PROBLEM STATEMENT: Extract the text of every entry below exactly; leave images out.

# RAW DATA start

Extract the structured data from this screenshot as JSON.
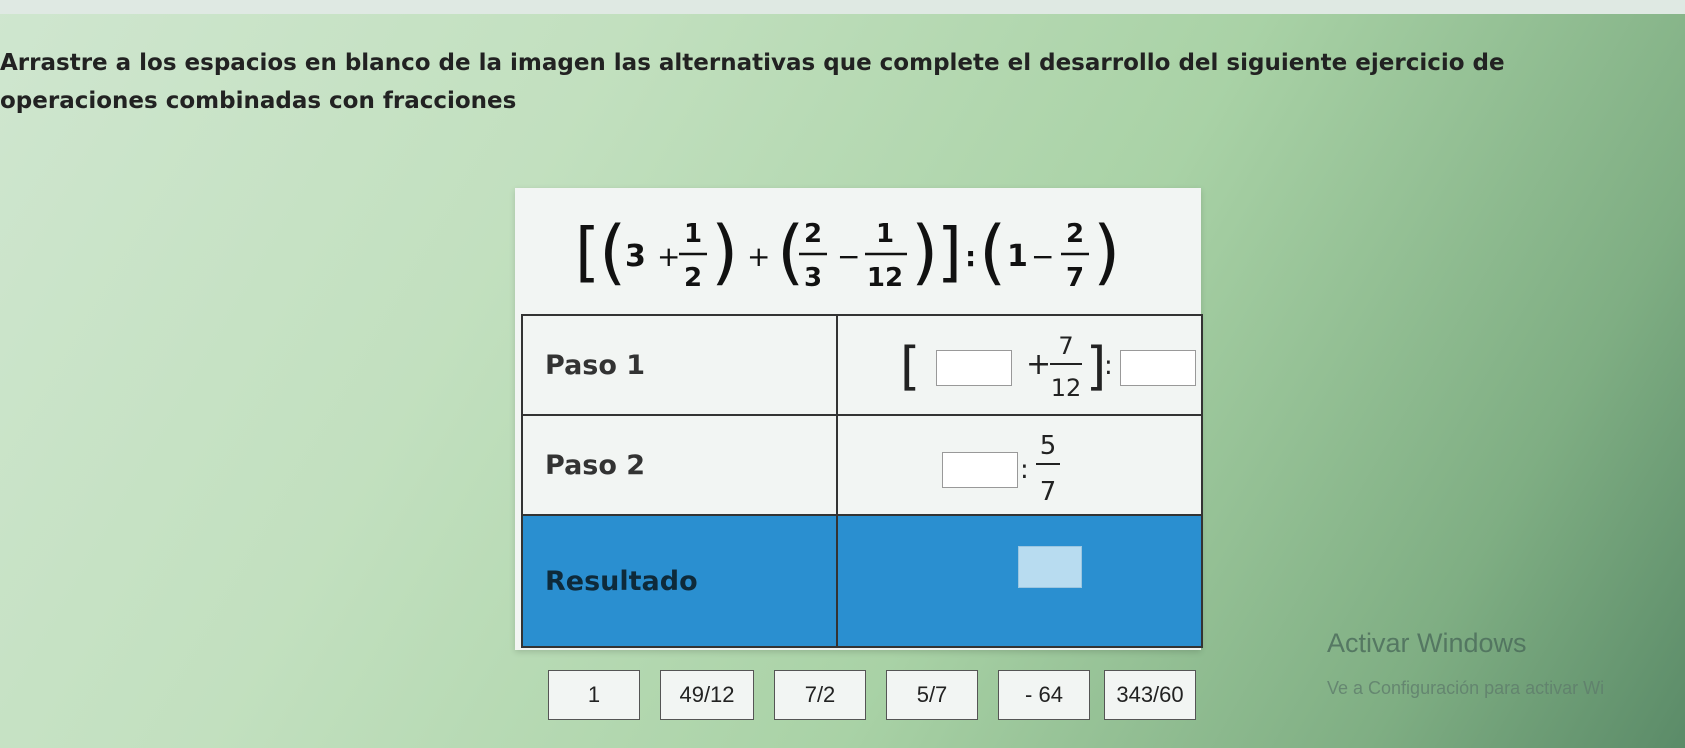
{
  "instruction": "Arrastre a los espacios en blanco de la imagen las alternativas que complete el desarrollo del siguiente ejercicio de operaciones combinadas con fracciones",
  "expression": {
    "n1": "3",
    "plus1": "+",
    "f1_num": "1",
    "f1_den": "2",
    "plus2": "+",
    "f2_num": "2",
    "f2_den": "3",
    "minus1": "−",
    "f3_num": "1",
    "f3_den": "12",
    "colon": ":",
    "n2": "1",
    "minus2": "−",
    "f4_num": "2",
    "f4_den": "7"
  },
  "steps": [
    {
      "label": "Paso 1",
      "plus": "+",
      "frac_num": "7",
      "frac_den": "12",
      "colon": ":"
    },
    {
      "label": "Paso 2",
      "colon": ":",
      "frac_num": "5",
      "frac_den": "7"
    },
    {
      "label": "Resultado"
    }
  ],
  "options": [
    "1",
    "49/12",
    "7/2",
    "5/7",
    "- 64",
    "343/60"
  ],
  "watermark": {
    "title": "Activar Windows",
    "subtitle": "Ve a Configuración para activar Wi"
  },
  "colors": {
    "result_row": "#2a8fd0",
    "drop_slot": "#b8dcf0"
  }
}
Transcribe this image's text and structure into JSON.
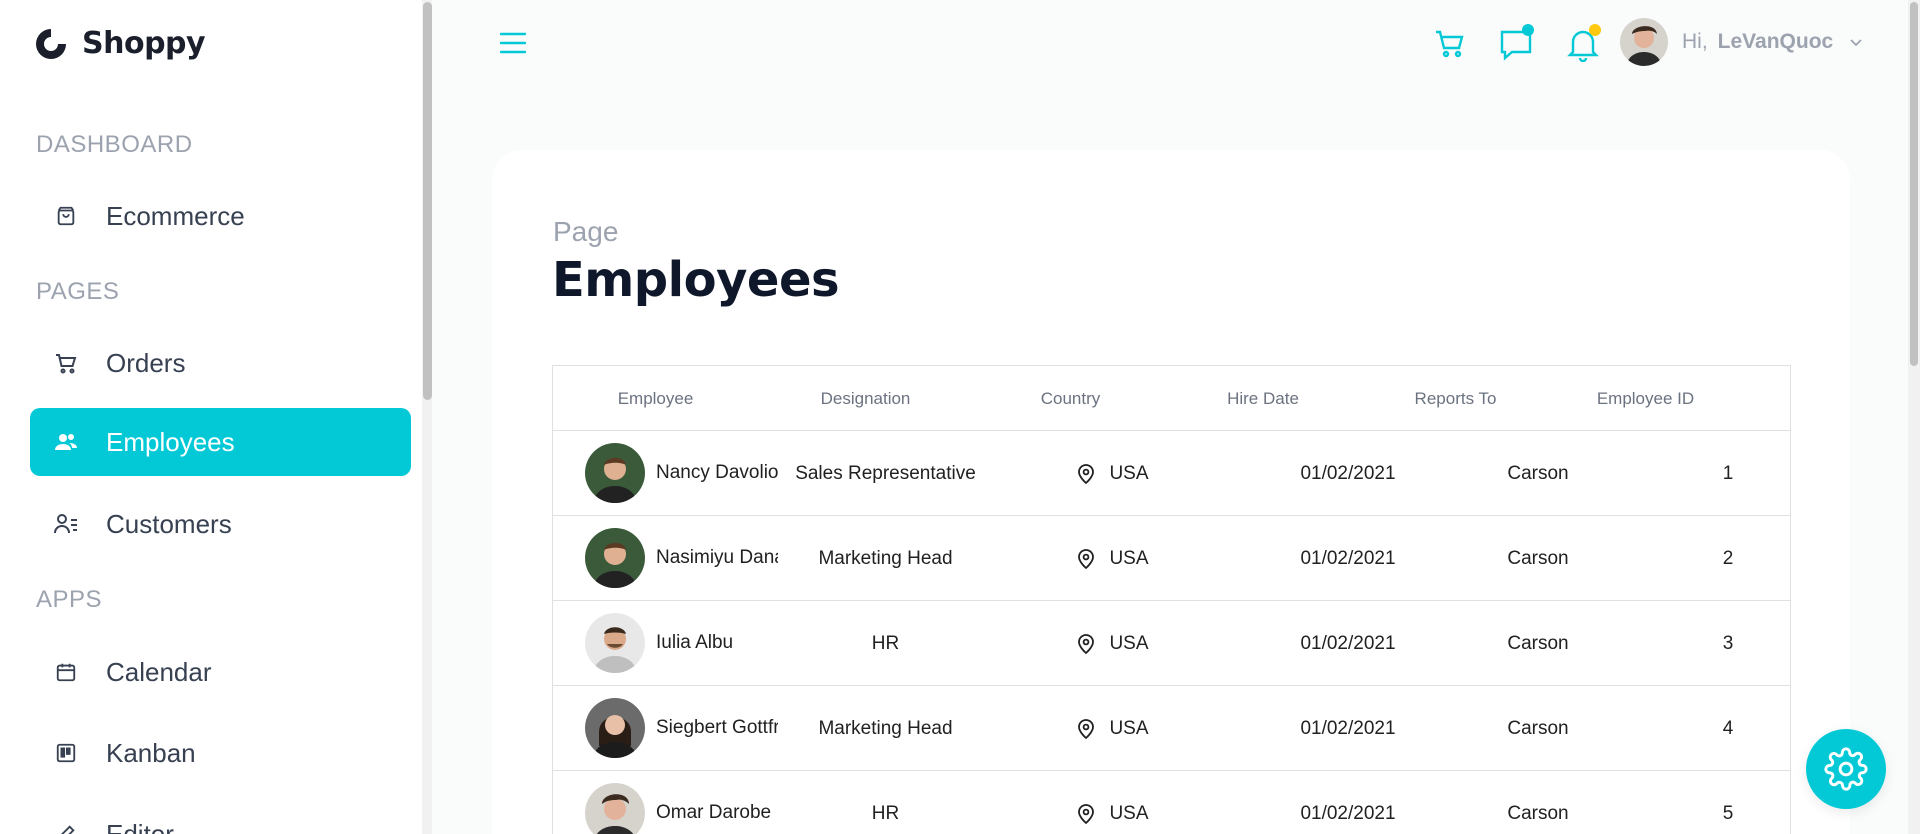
{
  "app": {
    "name": "Shoppy"
  },
  "sidebar": {
    "sections": [
      {
        "title": "DASHBOARD"
      },
      {
        "title": "PAGES"
      },
      {
        "title": "APPS"
      }
    ],
    "items": [
      {
        "label": "Ecommerce",
        "icon": "shopping-bag-icon"
      },
      {
        "label": "Orders",
        "icon": "cart-icon"
      },
      {
        "label": "Employees",
        "icon": "users-icon",
        "active": true
      },
      {
        "label": "Customers",
        "icon": "user-list-icon"
      },
      {
        "label": "Calendar",
        "icon": "calendar-icon"
      },
      {
        "label": "Kanban",
        "icon": "kanban-icon"
      },
      {
        "label": "Editor",
        "icon": "edit-icon"
      }
    ]
  },
  "header": {
    "greeting": "Hi,",
    "username": "LeVanQuoc"
  },
  "page": {
    "breadcrumb": "Page",
    "title": "Employees"
  },
  "grid": {
    "columns": [
      "Employee",
      "Designation",
      "Country",
      "Hire Date",
      "Reports To",
      "Employee ID"
    ],
    "rows": [
      {
        "name": "Nancy Davolio",
        "designation": "Sales Representative",
        "country": "USA",
        "hire_date": "01/02/2021",
        "reports_to": "Carson",
        "id": "1"
      },
      {
        "name": "Nasimiyu Danai",
        "designation": "Marketing Head",
        "country": "USA",
        "hire_date": "01/02/2021",
        "reports_to": "Carson",
        "id": "2"
      },
      {
        "name": "Iulia Albu",
        "designation": "HR",
        "country": "USA",
        "hire_date": "01/02/2021",
        "reports_to": "Carson",
        "id": "3"
      },
      {
        "name": "Siegbert Gottfried",
        "designation": "Marketing Head",
        "country": "USA",
        "hire_date": "01/02/2021",
        "reports_to": "Carson",
        "id": "4"
      },
      {
        "name": "Omar Darobe",
        "designation": "HR",
        "country": "USA",
        "hire_date": "01/02/2021",
        "reports_to": "Carson",
        "id": "5"
      }
    ]
  },
  "colors": {
    "accent": "#03c9d7",
    "chat_dot": "#03c9d7",
    "bell_dot": "#fec90f"
  }
}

# RAW DATA end

WRITTEN REPLY:
Extract the structured data from this screenshot as JSON.
{
  "instruction": "Arrastre a los espacios en blanco de la imagen las alternativas que complete el desarrollo del siguiente ejercicio de operaciones combinadas con fracciones",
  "expression": {
    "n1": "3",
    "plus1": "+",
    "f1_num": "1",
    "f1_den": "2",
    "plus2": "+",
    "f2_num": "2",
    "f2_den": "3",
    "minus1": "−",
    "f3_num": "1",
    "f3_den": "12",
    "colon": ":",
    "n2": "1",
    "minus2": "−",
    "f4_num": "2",
    "f4_den": "7"
  },
  "steps": [
    {
      "label": "Paso 1",
      "plus": "+",
      "frac_num": "7",
      "frac_den": "12",
      "colon": ":"
    },
    {
      "label": "Paso 2",
      "colon": ":",
      "frac_num": "5",
      "frac_den": "7"
    },
    {
      "label": "Resultado"
    }
  ],
  "options": [
    "1",
    "49/12",
    "7/2",
    "5/7",
    "- 64",
    "343/60"
  ],
  "watermark": {
    "title": "Activar Windows",
    "subtitle": "Ve a Configuración para activar Wi"
  },
  "colors": {
    "result_row": "#2a8fd0",
    "drop_slot": "#b8dcf0"
  }
}
Transcribe this image's text and structure into JSON.
{
  "app": {
    "name": "Shoppy"
  },
  "sidebar": {
    "sections": [
      {
        "title": "DASHBOARD"
      },
      {
        "title": "PAGES"
      },
      {
        "title": "APPS"
      }
    ],
    "items": [
      {
        "label": "Ecommerce",
        "icon": "shopping-bag-icon"
      },
      {
        "label": "Orders",
        "icon": "cart-icon"
      },
      {
        "label": "Employees",
        "icon": "users-icon",
        "active": true
      },
      {
        "label": "Customers",
        "icon": "user-list-icon"
      },
      {
        "label": "Calendar",
        "icon": "calendar-icon"
      },
      {
        "label": "Kanban",
        "icon": "kanban-icon"
      },
      {
        "label": "Editor",
        "icon": "edit-icon"
      }
    ]
  },
  "header": {
    "greeting": "Hi,",
    "username": "LeVanQuoc"
  },
  "page": {
    "breadcrumb": "Page",
    "title": "Employees"
  },
  "grid": {
    "columns": [
      "Employee",
      "Designation",
      "Country",
      "Hire Date",
      "Reports To",
      "Employee ID"
    ],
    "rows": [
      {
        "name": "Nancy Davolio",
        "designation": "Sales Representative",
        "country": "USA",
        "hire_date": "01/02/2021",
        "reports_to": "Carson",
        "id": "1"
      },
      {
        "name": "Nasimiyu Danai",
        "designation": "Marketing Head",
        "country": "USA",
        "hire_date": "01/02/2021",
        "reports_to": "Carson",
        "id": "2"
      },
      {
        "name": "Iulia Albu",
        "designation": "HR",
        "country": "USA",
        "hire_date": "01/02/2021",
        "reports_to": "Carson",
        "id": "3"
      },
      {
        "name": "Siegbert Gottfried",
        "designation": "Marketing Head",
        "country": "USA",
        "hire_date": "01/02/2021",
        "reports_to": "Carson",
        "id": "4"
      },
      {
        "name": "Omar Darobe",
        "designation": "HR",
        "country": "USA",
        "hire_date": "01/02/2021",
        "reports_to": "Carson",
        "id": "5"
      }
    ]
  },
  "colors": {
    "accent": "#03c9d7",
    "chat_dot": "#03c9d7",
    "bell_dot": "#fec90f"
  }
}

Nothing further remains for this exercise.